◆ **Collected data entries**:
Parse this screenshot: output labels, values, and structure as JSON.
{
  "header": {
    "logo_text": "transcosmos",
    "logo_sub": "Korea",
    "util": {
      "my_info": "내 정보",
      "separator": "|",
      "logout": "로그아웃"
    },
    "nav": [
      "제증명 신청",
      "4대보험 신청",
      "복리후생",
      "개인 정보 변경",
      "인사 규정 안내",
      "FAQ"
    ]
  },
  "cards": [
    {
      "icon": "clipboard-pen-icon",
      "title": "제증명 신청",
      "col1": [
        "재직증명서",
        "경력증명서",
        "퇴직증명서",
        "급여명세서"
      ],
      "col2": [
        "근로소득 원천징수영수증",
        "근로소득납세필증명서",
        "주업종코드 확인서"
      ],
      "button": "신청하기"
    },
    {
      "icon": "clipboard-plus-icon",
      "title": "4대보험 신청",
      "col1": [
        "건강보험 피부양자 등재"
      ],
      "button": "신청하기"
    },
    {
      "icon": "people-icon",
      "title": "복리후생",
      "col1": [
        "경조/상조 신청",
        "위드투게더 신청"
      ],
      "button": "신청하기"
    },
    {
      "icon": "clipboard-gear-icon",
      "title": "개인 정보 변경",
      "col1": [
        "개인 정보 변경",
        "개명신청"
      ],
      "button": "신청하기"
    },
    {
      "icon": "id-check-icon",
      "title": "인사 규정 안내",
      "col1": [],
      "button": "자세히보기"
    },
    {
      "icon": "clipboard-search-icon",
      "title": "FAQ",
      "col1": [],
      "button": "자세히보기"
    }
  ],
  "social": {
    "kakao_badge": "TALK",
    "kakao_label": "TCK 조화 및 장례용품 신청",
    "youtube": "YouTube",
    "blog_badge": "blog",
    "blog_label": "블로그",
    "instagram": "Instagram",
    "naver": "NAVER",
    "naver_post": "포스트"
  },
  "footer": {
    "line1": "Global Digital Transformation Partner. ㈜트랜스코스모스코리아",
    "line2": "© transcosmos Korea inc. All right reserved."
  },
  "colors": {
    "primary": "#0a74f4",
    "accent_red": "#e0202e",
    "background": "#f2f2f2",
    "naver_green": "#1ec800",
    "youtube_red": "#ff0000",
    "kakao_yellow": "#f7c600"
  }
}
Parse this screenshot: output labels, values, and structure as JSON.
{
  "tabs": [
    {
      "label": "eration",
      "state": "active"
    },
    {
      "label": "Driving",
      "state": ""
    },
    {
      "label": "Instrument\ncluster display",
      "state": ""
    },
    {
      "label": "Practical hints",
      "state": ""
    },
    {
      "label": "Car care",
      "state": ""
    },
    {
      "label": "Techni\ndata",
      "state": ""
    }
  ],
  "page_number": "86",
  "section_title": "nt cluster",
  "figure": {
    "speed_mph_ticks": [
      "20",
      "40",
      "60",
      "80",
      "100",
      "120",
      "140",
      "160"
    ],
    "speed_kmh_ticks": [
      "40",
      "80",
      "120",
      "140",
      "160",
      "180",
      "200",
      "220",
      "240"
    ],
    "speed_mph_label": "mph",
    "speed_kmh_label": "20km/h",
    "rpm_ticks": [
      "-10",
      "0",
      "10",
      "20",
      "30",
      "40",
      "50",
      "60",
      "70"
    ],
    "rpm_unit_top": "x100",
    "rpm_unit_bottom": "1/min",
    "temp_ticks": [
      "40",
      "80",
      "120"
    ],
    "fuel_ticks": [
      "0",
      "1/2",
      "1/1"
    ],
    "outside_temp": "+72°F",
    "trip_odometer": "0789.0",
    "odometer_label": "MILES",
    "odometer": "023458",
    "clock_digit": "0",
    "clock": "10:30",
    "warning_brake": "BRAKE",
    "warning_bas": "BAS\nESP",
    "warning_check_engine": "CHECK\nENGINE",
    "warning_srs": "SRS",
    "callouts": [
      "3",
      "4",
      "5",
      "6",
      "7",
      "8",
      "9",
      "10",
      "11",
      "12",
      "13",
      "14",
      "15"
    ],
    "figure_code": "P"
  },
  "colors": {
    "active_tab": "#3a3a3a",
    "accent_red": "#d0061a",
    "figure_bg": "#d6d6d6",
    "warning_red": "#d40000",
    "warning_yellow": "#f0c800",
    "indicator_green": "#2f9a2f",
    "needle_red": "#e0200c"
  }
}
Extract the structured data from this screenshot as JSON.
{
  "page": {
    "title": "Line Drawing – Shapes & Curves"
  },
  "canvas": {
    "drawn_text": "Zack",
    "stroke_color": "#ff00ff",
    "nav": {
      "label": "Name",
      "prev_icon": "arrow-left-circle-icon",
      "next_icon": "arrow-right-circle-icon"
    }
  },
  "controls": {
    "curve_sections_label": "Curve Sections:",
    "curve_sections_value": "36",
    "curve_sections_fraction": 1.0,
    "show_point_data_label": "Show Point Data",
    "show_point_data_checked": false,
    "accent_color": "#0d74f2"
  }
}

◆ **SET TASK**: Please quote nothing but the lines from the line with "Extract the structured" through the end of the data above, exactly as written, ends included.

◆ **RESPONSE TO THE TASK**:
Extract the structured data from this screenshot as JSON.
{
  "page": {
    "title": "Line Drawing – Shapes & Curves"
  },
  "canvas": {
    "drawn_text": "Zack",
    "stroke_color": "#ff00ff",
    "nav": {
      "label": "Name",
      "prev_icon": "arrow-left-circle-icon",
      "next_icon": "arrow-right-circle-icon"
    }
  },
  "controls": {
    "curve_sections_label": "Curve Sections:",
    "curve_sections_value": "36",
    "curve_sections_fraction": 1.0,
    "show_point_data_label": "Show Point Data",
    "show_point_data_checked": false,
    "accent_color": "#0d74f2"
  }
}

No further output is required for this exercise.